(Records contained in a dataset)
>> begin

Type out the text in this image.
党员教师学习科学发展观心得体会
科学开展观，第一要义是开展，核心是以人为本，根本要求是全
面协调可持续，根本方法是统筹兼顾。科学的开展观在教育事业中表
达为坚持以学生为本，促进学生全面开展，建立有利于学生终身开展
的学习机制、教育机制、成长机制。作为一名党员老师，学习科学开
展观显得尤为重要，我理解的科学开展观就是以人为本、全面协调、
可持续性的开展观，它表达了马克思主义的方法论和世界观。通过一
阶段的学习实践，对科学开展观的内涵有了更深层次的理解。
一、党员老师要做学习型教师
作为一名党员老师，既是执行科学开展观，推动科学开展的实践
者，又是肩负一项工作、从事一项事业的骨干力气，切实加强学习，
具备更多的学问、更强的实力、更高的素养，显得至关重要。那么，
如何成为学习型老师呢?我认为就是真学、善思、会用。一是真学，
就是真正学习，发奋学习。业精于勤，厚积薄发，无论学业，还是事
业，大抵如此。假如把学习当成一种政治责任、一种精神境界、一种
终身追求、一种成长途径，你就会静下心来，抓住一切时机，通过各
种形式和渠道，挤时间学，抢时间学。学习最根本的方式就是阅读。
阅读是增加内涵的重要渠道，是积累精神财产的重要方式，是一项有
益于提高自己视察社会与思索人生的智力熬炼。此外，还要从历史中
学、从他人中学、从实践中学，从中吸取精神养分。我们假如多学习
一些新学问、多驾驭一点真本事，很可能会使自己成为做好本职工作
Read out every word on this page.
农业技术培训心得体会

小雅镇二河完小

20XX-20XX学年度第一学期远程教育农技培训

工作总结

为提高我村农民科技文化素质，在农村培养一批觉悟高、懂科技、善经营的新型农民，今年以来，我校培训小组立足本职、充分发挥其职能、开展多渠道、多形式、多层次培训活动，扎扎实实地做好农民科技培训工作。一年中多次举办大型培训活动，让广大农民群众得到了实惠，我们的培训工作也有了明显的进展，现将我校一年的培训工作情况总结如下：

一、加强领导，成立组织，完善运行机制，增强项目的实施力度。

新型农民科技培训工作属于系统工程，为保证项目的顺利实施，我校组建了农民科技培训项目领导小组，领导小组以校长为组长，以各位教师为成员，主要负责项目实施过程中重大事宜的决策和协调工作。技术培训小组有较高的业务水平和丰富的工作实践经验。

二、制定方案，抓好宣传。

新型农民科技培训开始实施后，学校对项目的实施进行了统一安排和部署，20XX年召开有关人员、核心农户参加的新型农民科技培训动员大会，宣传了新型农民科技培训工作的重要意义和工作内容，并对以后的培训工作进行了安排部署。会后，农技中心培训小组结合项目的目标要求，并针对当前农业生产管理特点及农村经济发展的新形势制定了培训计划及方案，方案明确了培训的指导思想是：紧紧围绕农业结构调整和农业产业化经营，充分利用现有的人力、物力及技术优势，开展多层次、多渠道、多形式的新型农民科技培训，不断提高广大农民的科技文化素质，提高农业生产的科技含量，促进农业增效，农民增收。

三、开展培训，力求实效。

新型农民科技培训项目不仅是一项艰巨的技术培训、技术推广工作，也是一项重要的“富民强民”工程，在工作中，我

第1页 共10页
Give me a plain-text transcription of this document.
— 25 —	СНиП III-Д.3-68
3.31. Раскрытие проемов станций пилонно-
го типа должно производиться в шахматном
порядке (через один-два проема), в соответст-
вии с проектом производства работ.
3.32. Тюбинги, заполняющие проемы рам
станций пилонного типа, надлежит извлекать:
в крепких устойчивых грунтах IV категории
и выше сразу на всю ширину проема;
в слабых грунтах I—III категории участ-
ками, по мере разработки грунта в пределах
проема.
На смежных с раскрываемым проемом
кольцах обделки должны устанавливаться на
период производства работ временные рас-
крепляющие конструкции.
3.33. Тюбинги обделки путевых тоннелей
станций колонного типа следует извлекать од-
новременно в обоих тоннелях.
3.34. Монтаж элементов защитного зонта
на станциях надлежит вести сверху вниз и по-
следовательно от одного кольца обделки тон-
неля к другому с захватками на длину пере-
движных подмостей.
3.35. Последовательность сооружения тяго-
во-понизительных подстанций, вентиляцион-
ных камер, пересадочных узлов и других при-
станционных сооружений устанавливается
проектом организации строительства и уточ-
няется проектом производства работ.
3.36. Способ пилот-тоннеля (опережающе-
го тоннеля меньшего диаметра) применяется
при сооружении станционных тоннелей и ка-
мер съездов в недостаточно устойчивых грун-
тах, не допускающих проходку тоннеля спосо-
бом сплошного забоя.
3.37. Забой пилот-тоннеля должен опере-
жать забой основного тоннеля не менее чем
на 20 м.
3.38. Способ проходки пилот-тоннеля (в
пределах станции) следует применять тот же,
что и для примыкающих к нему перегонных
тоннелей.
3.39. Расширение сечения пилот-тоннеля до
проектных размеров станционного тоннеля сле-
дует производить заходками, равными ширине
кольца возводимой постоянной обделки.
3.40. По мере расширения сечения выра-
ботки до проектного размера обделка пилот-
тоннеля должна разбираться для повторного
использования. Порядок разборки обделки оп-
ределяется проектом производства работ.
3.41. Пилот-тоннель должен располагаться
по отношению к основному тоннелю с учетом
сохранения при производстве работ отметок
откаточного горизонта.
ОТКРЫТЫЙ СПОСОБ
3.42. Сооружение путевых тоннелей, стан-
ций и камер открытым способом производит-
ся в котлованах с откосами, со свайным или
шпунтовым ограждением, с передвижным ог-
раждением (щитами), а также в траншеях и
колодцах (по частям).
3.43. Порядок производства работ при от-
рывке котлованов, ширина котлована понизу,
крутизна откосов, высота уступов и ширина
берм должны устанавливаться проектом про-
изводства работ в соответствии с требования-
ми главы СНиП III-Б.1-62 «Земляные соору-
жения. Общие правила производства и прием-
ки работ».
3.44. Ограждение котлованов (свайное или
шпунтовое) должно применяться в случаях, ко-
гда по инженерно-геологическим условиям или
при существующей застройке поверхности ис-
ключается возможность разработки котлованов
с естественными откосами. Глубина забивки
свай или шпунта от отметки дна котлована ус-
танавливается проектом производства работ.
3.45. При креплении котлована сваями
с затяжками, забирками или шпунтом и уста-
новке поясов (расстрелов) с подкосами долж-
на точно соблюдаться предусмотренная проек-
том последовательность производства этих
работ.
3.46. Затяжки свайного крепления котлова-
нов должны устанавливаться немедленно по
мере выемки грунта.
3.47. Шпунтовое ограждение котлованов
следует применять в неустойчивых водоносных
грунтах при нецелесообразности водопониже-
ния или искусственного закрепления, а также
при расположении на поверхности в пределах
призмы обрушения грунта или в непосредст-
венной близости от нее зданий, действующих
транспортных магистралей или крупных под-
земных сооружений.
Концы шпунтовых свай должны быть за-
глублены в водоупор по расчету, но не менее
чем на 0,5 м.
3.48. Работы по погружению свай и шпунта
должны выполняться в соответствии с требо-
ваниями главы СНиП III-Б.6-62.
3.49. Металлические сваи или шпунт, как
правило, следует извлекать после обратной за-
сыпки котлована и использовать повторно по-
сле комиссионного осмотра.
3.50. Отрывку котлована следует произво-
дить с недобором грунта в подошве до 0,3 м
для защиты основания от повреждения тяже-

>> end

§ **Given instruction**
Each entry above needs to be retyped exactly.

§ **Completed task**
Type out the text in this image.
党员教师学习科学发展观心得体会
科学开展观，第一要义是开展，核心是以人为本，根本要求是全
面协调可持续，根本方法是统筹兼顾。科学的开展观在教育事业中表
达为坚持以学生为本，促进学生全面开展，建立有利于学生终身开展
的学习机制、教育机制、成长机制。作为一名党员老师，学习科学开
展观显得尤为重要，我理解的科学开展观就是以人为本、全面协调、
可持续性的开展观，它表达了马克思主义的方法论和世界观。通过一
阶段的学习实践，对科学开展观的内涵有了更深层次的理解。
一、党员老师要做学习型教师
作为一名党员老师，既是执行科学开展观，推动科学开展的实践
者，又是肩负一项工作、从事一项事业的骨干力气，切实加强学习，
具备更多的学问、更强的实力、更高的素养，显得至关重要。那么，
如何成为学习型老师呢?我认为就是真学、善思、会用。一是真学，
就是真正学习，发奋学习。业精于勤，厚积薄发，无论学业，还是事
业，大抵如此。假如把学习当成一种政治责任、一种精神境界、一种
终身追求、一种成长途径，你就会静下心来，抓住一切时机，通过各
种形式和渠道，挤时间学，抢时间学。学习最根本的方式就是阅读。
阅读是增加内涵的重要渠道，是积累精神财产的重要方式，是一项有
益于提高自己视察社会与思索人生的智力熬炼。此外，还要从历史中
学、从他人中学、从实践中学，从中吸取精神养分。我们假如多学习
一些新学问、多驾驭一点真本事，很可能会使自己成为做好本职工作
Read out every word on this page.
农业技术培训心得体会

小雅镇二河完小

20XX-20XX学年度第一学期远程教育农技培训

工作总结

为提高我村农民科技文化素质，在农村培养一批觉悟高、懂科技、善经营的新型农民，今年以来，我校培训小组立足本职、充分发挥其职能、开展多渠道、多形式、多层次培训活动，扎扎实实地做好农民科技培训工作。一年中多次举办大型培训活动，让广大农民群众得到了实惠，我们的培训工作也有了明显的进展，现将我校一年的培训工作情况总结如下：

一、加强领导，成立组织，完善运行机制，增强项目的实施力度。

新型农民科技培训工作属于系统工程，为保证项目的顺利实施，我校组建了农民科技培训项目领导小组，领导小组以校长为组长，以各位教师为成员，主要负责项目实施过程中重大事宜的决策和协调工作。技术培训小组有较高的业务水平和丰富的工作实践经验。

二、制定方案，抓好宣传。

新型农民科技培训开始实施后，学校对项目的实施进行了统一安排和部署，20XX年召开有关人员、核心农户参加的新型农民科技培训动员大会，宣传了新型农民科技培训工作的重要意义和工作内容，并对以后的培训工作进行了安排部署。会后，农技中心培训小组结合项目的目标要求，并针对当前农业生产管理特点及农村经济发展的新形势制定了培训计划及方案，方案明确了培训的指导思想是：紧紧围绕农业结构调整和农业产业化经营，充分利用现有的人力、物力及技术优势，开展多层次、多渠道、多形式的新型农民科技培训，不断提高广大农民的科技文化素质，提高农业生产的科技含量，促进农业增效，农民增收。

三、开展培训，力求实效。

新型农民科技培训项目不仅是一项艰巨的技术培训、技术推广工作，也是一项重要的“富民强民”工程，在工作中，我

第1页 共10页
Give me a plain-text transcription of this document.
— 25 —	СНиП III-Д.3-68
3.31. Раскрытие проемов станций пилонно-
го типа должно производиться в шахматном
порядке (через один-два проема), в соответст-
вии с проектом производства работ.
3.32. Тюбинги, заполняющие проемы рам
станций пилонного типа, надлежит извлекать:
в крепких устойчивых грунтах IV категории
и выше сразу на всю ширину проема;
в слабых грунтах I—III категории участ-
ками, по мере разработки грунта в пределах
проема.
На смежных с раскрываемым проемом
кольцах обделки должны устанавливаться на
период производства работ временные рас-
крепляющие конструкции.
3.33. Тюбинги обделки путевых тоннелей
станций колонного типа следует извлекать од-
новременно в обоих тоннелях.
3.34. Монтаж элементов защитного зонта
на станциях надлежит вести сверху вниз и по-
следовательно от одного кольца обделки тон-
неля к другому с захватками на длину пере-
движных подмостей.
3.35. Последовательность сооружения тяго-
во-понизительных подстанций, вентиляцион-
ных камер, пересадочных узлов и других при-
станционных сооружений устанавливается
проектом организации строительства и уточ-
няется проектом производства работ.
3.36. Способ пилот-тоннеля (опережающе-
го тоннеля меньшего диаметра) применяется
при сооружении станционных тоннелей и ка-
мер съездов в недостаточно устойчивых грун-
тах, не допускающих проходку тоннеля спосо-
бом сплошного забоя.
3.37. Забой пилот-тоннеля должен опере-
жать забой основного тоннеля не менее чем
на 20 м.
3.38. Способ проходки пилот-тоннеля (в
пределах станции) следует применять тот же,
что и для примыкающих к нему перегонных
тоннелей.
3.39. Расширение сечения пилот-тоннеля до
проектных размеров станционного тоннеля сле-
дует производить заходками, равными ширине
кольца возводимой постоянной обделки.
3.40. По мере расширения сечения выра-
ботки до проектного размера обделка пилот-
тоннеля должна разбираться для повторного
использования. Порядок разборки обделки оп-
ределяется проектом производства работ.
3.41. Пилот-тоннель должен располагаться
по отношению к основному тоннелю с учетом
сохранения при производстве работ отметок
откаточного горизонта.
ОТКРЫТЫЙ СПОСОБ
3.42. Сооружение путевых тоннелей, стан-
ций и камер открытым способом производит-
ся в котлованах с откосами, со свайным или
шпунтовым ограждением, с передвижным ог-
раждением (щитами), а также в траншеях и
колодцах (по частям).
3.43. Порядок производства работ при от-
рывке котлованов, ширина котлована понизу,
крутизна откосов, высота уступов и ширина
берм должны устанавливаться проектом про-
изводства работ в соответствии с требования-
ми главы СНиП III-Б.1-62 «Земляные соору-
жения. Общие правила производства и прием-
ки работ».
3.44. Ограждение котлованов (свайное или
шпунтовое) должно применяться в случаях, ко-
гда по инженерно-геологическим условиям или
при существующей застройке поверхности ис-
ключается возможность разработки котлованов
с естественными откосами. Глубина забивки
свай или шпунта от отметки дна котлована ус-
танавливается проектом производства работ.
3.45. При креплении котлована сваями
с затяжками, забирками или шпунтом и уста-
новке поясов (расстрелов) с подкосами долж-
на точно соблюдаться предусмотренная проек-
том последовательность производства этих
работ.
3.46. Затяжки свайного крепления котлова-
нов должны устанавливаться немедленно по
мере выемки грунта.
3.47. Шпунтовое ограждение котлованов
следует применять в неустойчивых водоносных
грунтах при нецелесообразности водопониже-
ния или искусственного закрепления, а также
при расположении на поверхности в пределах
призмы обрушения грунта или в непосредст-
венной близости от нее зданий, действующих
транспортных магистралей или крупных под-
земных сооружений.
Концы шпунтовых свай должны быть за-
глублены в водоупор по расчету, но не менее
чем на 0,5 м.
3.48. Работы по погружению свай и шпунта
должны выполняться в соответствии с требо-
ваниями главы СНиП III-Б.6-62.
3.49. Металлические сваи или шпунт, как
правило, следует извлекать после обратной за-
сыпки котлована и использовать повторно по-
сле комиссионного осмотра.
3.50. Отрывку котлована следует произво-
дить с недобором грунта в подошве до 0,3 м
для защиты основания от повреждения тяже-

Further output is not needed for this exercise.